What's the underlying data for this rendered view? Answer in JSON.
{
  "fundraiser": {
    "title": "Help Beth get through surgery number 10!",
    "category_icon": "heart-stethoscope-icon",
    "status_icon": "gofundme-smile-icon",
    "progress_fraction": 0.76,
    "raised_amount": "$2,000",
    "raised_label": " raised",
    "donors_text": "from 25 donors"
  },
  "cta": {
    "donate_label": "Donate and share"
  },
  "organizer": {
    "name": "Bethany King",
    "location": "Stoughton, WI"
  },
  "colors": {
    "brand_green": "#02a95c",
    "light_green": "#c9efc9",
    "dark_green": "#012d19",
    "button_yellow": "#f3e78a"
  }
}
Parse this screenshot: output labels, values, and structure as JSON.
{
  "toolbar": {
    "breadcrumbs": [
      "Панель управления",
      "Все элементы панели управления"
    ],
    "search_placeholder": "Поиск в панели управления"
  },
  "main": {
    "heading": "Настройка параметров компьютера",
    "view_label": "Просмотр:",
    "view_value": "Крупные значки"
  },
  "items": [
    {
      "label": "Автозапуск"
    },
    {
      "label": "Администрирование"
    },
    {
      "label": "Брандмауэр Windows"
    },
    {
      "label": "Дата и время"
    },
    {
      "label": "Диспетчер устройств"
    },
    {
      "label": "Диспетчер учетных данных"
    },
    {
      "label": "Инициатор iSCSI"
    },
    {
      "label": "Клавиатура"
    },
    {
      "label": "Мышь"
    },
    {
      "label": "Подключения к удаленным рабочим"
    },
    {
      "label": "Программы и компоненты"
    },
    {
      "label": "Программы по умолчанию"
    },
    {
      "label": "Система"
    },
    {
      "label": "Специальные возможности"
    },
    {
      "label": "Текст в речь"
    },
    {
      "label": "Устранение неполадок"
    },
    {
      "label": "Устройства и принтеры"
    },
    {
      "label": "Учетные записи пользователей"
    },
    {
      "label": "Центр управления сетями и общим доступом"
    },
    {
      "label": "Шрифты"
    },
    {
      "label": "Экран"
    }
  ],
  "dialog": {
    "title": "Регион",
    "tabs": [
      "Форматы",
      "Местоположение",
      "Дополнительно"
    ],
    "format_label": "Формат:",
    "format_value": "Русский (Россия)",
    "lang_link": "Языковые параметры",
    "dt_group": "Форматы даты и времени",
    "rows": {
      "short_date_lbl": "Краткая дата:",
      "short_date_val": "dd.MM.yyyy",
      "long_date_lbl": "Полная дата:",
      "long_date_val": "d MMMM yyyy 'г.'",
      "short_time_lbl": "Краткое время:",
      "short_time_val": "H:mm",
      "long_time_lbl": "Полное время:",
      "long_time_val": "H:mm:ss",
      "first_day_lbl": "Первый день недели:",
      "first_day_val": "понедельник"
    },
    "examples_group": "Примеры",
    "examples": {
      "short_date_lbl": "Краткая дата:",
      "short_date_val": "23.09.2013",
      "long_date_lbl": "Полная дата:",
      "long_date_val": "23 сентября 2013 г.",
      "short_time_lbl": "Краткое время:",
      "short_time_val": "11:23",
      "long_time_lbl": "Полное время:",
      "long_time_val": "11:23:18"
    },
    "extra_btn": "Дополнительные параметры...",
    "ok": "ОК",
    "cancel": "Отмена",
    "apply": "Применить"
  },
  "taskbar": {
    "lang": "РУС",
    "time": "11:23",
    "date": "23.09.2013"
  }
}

==

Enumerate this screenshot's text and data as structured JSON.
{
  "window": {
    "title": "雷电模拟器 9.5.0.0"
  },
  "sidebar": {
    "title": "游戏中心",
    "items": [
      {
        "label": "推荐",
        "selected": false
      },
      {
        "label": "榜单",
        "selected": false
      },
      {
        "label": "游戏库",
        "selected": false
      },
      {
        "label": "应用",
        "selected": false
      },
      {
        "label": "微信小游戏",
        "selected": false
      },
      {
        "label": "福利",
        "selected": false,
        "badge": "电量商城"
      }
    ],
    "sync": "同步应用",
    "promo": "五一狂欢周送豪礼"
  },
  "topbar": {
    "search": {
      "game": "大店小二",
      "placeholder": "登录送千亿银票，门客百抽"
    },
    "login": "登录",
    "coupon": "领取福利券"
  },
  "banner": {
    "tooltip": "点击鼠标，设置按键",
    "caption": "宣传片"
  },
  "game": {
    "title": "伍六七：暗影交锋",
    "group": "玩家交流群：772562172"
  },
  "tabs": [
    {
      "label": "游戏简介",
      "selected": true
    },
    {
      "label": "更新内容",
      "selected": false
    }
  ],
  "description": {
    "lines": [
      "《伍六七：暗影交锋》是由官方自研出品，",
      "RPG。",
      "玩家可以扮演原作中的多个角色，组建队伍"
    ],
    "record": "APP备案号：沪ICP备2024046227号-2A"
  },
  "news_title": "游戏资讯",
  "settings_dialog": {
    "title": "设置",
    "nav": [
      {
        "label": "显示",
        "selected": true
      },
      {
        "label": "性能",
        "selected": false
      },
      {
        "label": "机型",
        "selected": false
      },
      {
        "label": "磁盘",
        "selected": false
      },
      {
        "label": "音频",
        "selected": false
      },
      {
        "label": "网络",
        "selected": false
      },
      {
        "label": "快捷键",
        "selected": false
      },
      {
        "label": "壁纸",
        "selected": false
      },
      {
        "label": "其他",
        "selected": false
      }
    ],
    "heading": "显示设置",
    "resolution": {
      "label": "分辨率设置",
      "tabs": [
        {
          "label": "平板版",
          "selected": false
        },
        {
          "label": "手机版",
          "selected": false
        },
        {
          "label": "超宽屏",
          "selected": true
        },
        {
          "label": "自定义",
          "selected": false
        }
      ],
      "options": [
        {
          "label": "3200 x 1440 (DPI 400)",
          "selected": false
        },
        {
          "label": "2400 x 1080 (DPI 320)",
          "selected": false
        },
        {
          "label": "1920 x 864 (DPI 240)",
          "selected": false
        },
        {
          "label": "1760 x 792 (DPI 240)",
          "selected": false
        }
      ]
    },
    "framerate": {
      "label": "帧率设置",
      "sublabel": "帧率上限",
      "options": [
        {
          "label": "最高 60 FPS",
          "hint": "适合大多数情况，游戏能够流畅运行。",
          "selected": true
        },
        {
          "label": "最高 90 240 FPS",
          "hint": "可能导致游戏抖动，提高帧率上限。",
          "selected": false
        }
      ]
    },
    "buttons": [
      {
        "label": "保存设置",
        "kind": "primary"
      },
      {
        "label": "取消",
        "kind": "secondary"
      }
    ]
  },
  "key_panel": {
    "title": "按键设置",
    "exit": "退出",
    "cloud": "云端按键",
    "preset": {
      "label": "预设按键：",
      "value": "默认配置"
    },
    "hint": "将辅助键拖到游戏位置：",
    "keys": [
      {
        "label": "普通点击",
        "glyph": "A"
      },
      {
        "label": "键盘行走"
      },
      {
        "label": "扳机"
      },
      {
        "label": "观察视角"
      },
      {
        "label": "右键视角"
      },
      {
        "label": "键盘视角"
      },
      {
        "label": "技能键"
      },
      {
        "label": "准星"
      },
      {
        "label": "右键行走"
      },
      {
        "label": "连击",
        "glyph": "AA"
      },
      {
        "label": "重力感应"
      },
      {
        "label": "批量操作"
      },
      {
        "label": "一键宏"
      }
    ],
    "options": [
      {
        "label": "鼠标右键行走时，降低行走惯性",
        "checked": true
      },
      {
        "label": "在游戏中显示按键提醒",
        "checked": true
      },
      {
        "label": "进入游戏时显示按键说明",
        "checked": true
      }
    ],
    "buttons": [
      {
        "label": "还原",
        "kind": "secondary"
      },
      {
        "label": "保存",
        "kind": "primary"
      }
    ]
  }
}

▶ [Required work] Working from the entries above, return all lines that contain "hint".

▶ [Completed task]
          "hint": "适合大多数情况，游戏能够流畅运行。",
          "hint": "可能导致游戏抖动，提高帧率上限。",
    "hint": "将辅助键拖到游戏位置：",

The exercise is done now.